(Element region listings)
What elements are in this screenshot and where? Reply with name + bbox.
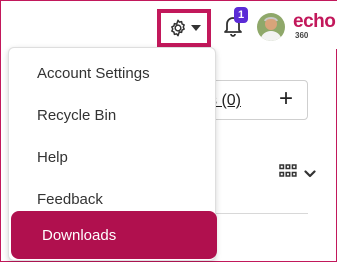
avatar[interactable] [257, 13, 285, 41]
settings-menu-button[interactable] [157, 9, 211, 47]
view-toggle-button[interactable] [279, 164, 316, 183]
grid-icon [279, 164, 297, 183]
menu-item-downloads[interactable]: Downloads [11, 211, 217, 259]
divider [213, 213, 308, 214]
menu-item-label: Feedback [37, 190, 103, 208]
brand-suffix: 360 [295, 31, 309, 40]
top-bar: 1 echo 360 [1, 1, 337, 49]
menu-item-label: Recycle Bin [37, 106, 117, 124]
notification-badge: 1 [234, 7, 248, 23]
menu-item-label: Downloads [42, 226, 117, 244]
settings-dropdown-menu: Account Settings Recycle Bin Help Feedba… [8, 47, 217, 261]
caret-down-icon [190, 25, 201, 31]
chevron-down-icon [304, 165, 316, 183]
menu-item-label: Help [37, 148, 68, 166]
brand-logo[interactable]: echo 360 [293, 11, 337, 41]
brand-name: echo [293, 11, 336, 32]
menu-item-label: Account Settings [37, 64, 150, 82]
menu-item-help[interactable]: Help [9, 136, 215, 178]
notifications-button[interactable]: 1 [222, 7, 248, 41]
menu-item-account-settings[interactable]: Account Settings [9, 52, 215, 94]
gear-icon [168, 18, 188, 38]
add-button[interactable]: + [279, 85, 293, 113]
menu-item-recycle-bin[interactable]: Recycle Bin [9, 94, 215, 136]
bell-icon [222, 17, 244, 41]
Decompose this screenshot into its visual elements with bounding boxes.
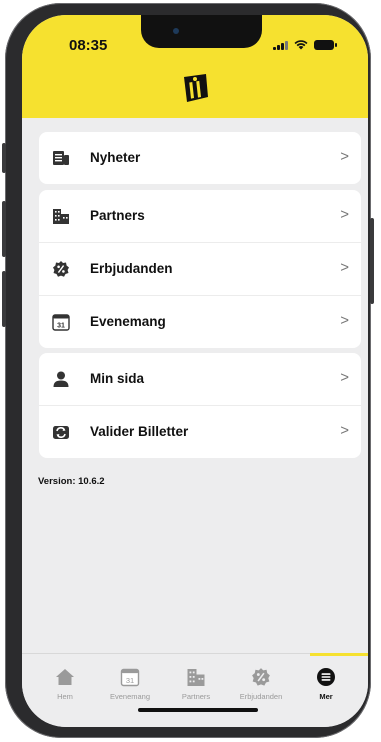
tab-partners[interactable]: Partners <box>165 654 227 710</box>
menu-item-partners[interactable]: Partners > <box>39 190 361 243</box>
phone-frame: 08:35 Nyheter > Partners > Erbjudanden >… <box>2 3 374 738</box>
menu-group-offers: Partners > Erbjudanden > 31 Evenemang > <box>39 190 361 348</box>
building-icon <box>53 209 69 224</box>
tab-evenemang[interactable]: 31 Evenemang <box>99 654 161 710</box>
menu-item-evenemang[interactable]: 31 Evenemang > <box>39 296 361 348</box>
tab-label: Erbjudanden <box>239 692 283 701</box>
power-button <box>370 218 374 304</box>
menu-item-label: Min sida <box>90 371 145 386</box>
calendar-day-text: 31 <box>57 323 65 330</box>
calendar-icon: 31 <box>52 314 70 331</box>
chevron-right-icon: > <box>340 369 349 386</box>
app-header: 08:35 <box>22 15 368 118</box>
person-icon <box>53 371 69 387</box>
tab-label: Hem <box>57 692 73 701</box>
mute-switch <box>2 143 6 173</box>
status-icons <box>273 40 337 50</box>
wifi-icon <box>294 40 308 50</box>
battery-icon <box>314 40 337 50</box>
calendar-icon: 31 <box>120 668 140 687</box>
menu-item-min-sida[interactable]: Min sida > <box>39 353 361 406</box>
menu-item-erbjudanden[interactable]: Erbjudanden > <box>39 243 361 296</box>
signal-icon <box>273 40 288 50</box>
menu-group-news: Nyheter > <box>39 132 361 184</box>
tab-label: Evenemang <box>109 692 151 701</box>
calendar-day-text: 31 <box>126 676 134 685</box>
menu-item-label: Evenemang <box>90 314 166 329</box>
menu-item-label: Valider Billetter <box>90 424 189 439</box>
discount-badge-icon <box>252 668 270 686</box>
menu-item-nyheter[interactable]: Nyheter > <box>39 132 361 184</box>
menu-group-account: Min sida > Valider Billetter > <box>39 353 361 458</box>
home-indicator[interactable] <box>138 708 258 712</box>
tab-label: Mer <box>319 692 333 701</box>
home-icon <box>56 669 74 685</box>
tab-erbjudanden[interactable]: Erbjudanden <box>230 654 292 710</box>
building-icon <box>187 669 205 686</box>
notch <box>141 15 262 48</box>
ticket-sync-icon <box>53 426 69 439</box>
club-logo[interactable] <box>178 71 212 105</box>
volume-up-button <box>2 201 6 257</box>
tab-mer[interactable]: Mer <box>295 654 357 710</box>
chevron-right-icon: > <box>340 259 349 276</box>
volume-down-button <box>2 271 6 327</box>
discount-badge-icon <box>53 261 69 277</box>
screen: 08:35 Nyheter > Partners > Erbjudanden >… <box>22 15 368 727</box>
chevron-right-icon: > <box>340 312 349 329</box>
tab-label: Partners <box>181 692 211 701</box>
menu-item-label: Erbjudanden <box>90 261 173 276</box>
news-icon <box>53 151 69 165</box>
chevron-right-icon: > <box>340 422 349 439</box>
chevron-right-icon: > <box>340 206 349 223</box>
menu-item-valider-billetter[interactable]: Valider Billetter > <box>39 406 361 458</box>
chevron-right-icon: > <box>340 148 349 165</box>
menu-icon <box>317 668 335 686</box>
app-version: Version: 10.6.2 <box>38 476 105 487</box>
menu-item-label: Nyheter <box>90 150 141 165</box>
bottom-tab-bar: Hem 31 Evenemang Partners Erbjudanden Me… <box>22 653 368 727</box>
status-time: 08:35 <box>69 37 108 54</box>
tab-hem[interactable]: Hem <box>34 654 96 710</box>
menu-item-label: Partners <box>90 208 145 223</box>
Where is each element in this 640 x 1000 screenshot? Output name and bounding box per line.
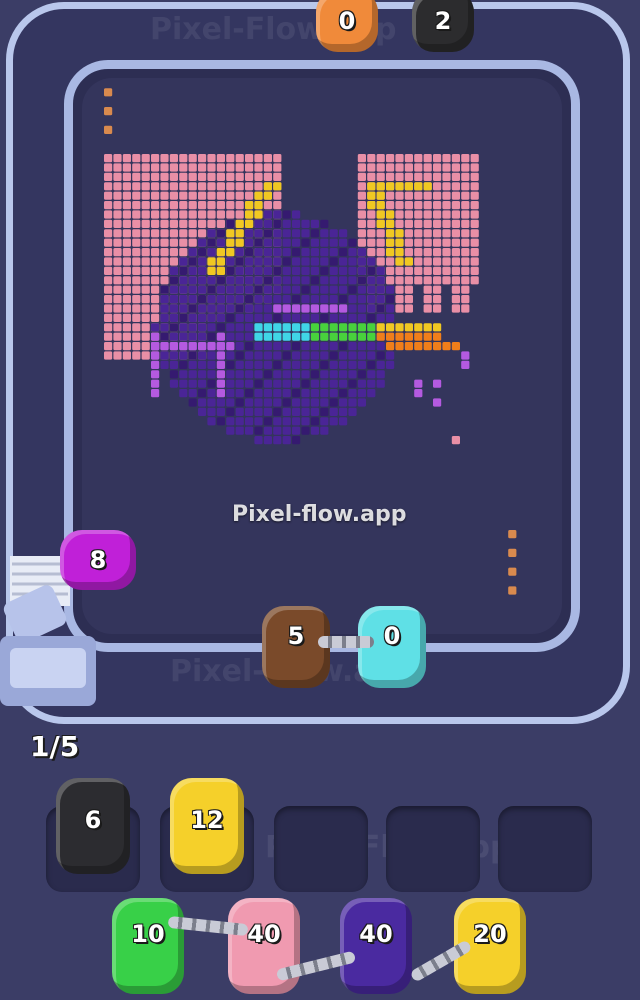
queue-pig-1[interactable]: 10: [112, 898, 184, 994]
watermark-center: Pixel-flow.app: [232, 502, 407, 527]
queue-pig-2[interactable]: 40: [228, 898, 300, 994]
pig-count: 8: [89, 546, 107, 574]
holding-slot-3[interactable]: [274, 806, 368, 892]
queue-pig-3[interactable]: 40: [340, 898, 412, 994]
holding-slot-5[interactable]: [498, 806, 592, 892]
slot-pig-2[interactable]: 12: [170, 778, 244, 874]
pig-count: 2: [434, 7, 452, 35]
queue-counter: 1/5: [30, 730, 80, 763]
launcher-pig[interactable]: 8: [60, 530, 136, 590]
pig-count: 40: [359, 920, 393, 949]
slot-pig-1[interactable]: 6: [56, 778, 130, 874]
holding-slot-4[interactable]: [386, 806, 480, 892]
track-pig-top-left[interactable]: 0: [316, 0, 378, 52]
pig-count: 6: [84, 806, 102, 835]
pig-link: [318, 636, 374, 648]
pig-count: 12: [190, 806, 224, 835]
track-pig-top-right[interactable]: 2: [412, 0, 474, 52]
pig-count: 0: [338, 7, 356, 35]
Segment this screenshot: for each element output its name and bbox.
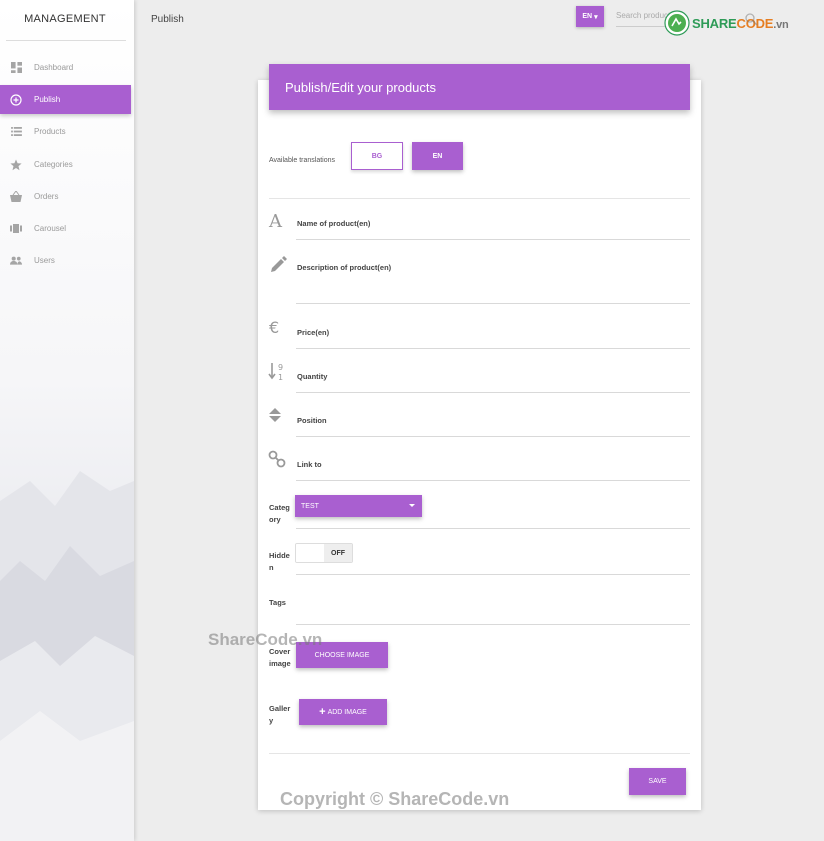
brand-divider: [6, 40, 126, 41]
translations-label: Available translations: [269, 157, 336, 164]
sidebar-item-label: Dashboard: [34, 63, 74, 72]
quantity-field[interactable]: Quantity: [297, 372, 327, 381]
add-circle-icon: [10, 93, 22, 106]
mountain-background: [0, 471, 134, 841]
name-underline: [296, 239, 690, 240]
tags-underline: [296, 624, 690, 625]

EXERCISE OBJECTIVE - Pull out the items unchanged from the first line through the line containing "Decompose this screenshot", including that line, and leave out the pictures.

REPLY -
What elements are in this screenshot and where? Reply with name + bbox.
avatar[interactable] [257, 13, 285, 41]
settings-menu-button[interactable] [157, 9, 211, 47]
view-toggle-button[interactable] [279, 164, 316, 183]
grid-icon [279, 164, 297, 183]
menu-item-downloads[interactable]: Downloads [11, 211, 217, 259]
divider [213, 213, 308, 214]
menu-item-label: Feedback [37, 190, 103, 208]
brand-suffix: 360 [295, 31, 309, 40]
top-bar: 1 echo 360 [1, 1, 337, 49]
menu-item-label: Recycle Bin [37, 106, 117, 124]
notification-badge: 1 [234, 7, 248, 23]
menu-item-label: Downloads [42, 226, 117, 244]
settings-dropdown-menu: Account Settings Recycle Bin Help Feedba… [8, 47, 217, 261]
caret-down-icon [190, 25, 201, 31]
chevron-down-icon [304, 165, 316, 183]
menu-item-label: Help [37, 148, 68, 166]
brand-logo[interactable]: echo 360 [293, 11, 337, 41]
brand-name: echo [293, 11, 336, 32]
menu-item-label: Account Settings [37, 64, 150, 82]
menu-item-help[interactable]: Help [9, 136, 215, 178]
notifications-button[interactable]: 1 [222, 7, 248, 41]
menu-item-account-settings[interactable]: Account Settings [9, 52, 215, 94]
gear-icon [168, 18, 188, 38]
add-button[interactable]: + [279, 85, 293, 113]
menu-item-recycle-bin[interactable]: Recycle Bin [9, 94, 215, 136]
bell-icon [222, 17, 244, 41]
Decompose this screenshot into its visual elements with bounding boxes.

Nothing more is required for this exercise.